* Material for this task

□ □ □

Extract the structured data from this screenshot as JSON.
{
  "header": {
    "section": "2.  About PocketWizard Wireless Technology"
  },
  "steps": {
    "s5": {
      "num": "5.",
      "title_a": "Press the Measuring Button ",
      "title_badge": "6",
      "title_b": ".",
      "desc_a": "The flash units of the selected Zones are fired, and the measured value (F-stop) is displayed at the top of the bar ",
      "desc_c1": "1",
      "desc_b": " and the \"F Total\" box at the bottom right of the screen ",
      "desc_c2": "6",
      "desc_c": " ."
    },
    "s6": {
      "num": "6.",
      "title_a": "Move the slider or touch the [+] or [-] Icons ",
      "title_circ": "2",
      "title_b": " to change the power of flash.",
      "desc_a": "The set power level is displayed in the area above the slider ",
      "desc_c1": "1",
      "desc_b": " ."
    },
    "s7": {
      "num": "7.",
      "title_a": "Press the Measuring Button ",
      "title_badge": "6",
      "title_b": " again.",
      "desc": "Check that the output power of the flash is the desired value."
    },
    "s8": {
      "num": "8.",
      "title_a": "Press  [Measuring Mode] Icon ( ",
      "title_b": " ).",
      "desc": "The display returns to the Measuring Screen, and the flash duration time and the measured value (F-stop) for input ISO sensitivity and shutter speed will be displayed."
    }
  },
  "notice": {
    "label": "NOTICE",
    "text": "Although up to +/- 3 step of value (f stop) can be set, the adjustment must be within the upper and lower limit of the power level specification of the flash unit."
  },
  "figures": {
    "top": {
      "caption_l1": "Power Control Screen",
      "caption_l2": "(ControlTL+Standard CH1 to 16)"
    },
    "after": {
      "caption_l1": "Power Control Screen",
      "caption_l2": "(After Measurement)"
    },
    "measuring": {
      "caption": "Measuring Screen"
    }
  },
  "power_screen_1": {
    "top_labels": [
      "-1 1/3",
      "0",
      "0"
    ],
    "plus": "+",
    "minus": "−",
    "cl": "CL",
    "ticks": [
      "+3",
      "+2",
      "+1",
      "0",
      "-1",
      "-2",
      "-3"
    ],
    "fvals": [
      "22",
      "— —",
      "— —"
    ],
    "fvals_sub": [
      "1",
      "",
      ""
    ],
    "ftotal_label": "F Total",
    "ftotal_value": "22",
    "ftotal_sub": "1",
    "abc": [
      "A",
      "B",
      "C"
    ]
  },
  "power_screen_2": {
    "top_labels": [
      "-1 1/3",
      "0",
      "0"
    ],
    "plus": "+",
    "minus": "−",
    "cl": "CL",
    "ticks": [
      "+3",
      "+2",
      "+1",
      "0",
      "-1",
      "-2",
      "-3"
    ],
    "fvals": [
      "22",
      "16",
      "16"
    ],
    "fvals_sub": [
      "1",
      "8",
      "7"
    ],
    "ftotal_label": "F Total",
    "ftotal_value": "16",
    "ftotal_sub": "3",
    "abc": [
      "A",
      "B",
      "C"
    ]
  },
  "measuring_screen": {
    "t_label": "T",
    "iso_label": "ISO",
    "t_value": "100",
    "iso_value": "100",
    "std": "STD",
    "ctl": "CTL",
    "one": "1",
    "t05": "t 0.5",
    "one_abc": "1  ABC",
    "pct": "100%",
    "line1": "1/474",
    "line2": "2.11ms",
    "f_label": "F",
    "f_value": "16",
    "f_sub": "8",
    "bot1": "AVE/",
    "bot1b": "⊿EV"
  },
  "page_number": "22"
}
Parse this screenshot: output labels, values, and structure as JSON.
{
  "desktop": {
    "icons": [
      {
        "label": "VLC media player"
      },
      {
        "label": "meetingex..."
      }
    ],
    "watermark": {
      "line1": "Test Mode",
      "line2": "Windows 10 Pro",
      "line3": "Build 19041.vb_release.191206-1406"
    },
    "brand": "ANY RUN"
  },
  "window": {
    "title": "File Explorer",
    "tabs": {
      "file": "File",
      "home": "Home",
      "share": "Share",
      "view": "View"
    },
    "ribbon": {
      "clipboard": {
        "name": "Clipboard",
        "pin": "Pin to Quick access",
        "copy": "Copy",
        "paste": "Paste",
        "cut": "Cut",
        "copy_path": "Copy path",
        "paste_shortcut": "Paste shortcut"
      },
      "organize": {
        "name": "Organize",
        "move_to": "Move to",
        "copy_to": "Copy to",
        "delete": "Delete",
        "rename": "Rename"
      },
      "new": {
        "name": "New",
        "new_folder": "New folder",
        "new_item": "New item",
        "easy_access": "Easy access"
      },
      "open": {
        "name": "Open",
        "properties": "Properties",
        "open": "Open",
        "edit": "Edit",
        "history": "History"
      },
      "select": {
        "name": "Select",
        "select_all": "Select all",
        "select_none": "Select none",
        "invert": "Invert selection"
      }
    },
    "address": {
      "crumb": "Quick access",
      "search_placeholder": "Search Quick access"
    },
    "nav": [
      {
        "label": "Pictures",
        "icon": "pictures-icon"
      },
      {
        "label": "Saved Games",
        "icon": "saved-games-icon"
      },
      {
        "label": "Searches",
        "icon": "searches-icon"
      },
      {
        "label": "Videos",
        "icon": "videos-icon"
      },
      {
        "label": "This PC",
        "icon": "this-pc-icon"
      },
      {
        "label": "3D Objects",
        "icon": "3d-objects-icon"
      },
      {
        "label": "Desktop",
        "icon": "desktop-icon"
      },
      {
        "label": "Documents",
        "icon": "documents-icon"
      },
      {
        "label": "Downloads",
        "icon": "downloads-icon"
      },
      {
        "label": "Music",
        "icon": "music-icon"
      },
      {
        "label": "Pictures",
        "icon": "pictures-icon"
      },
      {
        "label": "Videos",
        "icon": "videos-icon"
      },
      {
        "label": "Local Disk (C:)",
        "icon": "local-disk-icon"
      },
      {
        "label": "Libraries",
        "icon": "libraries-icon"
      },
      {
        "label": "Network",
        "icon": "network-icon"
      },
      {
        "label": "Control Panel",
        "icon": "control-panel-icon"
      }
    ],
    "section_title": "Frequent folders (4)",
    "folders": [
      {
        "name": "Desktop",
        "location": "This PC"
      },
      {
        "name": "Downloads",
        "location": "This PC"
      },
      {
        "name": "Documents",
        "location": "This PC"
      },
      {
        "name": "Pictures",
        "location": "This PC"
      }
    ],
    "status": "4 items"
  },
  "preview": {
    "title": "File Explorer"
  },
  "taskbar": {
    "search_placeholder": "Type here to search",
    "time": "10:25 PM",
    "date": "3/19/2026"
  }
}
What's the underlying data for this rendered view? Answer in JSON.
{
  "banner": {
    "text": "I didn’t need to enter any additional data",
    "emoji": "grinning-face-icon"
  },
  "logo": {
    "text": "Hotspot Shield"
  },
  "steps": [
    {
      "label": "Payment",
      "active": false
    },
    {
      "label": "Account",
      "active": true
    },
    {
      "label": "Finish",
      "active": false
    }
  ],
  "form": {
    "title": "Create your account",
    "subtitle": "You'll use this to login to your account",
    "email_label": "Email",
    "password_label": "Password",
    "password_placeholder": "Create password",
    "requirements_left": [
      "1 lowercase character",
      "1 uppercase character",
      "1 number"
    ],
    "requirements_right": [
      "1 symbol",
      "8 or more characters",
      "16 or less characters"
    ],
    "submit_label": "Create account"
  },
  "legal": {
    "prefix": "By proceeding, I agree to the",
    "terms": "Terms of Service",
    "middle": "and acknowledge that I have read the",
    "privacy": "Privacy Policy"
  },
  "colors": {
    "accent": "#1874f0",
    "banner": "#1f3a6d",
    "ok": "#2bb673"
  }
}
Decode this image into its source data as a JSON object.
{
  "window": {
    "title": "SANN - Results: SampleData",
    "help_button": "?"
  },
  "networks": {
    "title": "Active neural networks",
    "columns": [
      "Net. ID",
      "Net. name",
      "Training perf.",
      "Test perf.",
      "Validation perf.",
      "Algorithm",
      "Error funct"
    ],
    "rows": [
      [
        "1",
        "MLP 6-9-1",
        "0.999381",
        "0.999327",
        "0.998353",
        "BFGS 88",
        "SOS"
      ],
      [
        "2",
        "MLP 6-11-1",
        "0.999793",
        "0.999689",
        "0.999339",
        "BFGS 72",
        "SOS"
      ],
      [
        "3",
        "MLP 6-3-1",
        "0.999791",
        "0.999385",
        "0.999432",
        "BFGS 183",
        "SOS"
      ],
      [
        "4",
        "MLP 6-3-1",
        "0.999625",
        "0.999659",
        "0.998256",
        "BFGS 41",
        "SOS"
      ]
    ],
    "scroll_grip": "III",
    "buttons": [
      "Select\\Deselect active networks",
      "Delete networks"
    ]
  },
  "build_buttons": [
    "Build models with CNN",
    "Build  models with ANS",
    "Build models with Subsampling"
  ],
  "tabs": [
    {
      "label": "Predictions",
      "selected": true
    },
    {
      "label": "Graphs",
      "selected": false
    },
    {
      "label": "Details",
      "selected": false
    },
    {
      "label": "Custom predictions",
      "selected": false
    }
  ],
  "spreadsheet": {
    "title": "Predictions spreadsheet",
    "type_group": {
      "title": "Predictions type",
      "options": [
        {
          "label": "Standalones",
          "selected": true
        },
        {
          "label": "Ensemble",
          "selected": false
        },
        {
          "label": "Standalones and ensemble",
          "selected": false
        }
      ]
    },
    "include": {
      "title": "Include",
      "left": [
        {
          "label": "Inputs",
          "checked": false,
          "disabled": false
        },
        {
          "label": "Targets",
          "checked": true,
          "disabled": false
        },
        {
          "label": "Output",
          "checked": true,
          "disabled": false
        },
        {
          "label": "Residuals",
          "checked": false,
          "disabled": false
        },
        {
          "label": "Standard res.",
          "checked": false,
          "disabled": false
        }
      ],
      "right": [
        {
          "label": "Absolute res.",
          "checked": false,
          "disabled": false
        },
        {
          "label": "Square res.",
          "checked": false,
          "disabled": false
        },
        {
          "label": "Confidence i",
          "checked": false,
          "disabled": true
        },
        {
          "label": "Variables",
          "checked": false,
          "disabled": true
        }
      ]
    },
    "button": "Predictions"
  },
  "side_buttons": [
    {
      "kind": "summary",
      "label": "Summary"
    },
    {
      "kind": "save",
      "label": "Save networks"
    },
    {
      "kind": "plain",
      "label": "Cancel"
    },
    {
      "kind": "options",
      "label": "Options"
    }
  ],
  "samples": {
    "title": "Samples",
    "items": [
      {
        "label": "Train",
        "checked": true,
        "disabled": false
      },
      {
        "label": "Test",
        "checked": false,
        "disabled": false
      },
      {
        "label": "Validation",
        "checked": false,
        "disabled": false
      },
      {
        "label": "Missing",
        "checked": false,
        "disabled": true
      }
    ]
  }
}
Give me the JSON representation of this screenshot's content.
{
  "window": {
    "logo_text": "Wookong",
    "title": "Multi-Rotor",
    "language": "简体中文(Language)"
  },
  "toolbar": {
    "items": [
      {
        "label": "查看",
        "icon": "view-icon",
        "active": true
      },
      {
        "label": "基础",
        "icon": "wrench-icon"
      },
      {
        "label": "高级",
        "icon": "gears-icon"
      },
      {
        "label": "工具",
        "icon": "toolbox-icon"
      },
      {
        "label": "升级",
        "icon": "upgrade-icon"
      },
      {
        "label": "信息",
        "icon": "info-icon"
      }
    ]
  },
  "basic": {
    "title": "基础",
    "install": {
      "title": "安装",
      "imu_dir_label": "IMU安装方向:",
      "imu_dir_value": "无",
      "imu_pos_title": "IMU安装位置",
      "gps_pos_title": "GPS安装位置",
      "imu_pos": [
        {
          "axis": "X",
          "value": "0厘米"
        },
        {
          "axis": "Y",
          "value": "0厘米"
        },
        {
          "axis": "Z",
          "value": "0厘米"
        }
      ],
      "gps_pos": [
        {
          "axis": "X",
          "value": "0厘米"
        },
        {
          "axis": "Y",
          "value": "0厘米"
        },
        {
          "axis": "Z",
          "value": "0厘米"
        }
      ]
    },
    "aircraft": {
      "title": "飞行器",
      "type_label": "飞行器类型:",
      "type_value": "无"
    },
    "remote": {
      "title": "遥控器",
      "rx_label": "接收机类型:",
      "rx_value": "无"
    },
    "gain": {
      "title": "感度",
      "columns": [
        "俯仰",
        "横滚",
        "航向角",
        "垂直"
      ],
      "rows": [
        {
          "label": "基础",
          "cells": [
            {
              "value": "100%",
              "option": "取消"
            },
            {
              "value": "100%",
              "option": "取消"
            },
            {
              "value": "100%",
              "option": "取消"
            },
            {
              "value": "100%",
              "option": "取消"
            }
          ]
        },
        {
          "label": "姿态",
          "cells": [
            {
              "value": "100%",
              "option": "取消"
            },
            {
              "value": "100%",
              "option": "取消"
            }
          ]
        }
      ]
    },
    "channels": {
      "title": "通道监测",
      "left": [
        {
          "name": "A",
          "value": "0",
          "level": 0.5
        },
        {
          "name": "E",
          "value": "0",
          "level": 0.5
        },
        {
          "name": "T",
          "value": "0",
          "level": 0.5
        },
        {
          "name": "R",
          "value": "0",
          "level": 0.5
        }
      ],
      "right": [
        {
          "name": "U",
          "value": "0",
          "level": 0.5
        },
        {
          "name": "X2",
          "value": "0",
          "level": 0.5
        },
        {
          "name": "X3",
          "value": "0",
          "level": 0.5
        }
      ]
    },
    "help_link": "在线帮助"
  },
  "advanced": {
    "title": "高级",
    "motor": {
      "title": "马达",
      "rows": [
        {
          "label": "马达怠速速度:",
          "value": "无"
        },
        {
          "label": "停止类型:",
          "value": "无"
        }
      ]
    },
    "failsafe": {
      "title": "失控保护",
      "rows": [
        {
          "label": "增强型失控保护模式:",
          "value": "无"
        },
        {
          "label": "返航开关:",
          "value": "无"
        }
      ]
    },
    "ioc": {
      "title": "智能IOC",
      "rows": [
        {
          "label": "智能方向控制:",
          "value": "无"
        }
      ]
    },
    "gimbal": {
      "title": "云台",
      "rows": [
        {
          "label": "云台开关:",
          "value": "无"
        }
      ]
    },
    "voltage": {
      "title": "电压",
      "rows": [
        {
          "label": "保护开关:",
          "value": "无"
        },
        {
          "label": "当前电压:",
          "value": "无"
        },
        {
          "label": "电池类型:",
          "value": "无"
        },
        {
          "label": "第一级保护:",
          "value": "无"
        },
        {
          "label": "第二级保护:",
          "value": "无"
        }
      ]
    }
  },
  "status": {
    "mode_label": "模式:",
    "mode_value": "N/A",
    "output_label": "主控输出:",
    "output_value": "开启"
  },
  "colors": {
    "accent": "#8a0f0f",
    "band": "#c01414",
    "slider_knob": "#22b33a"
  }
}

□ □ □

* Required work
What is the number of lines in the data above that include the word "screenshot"? Answer with that number only.

* In response
3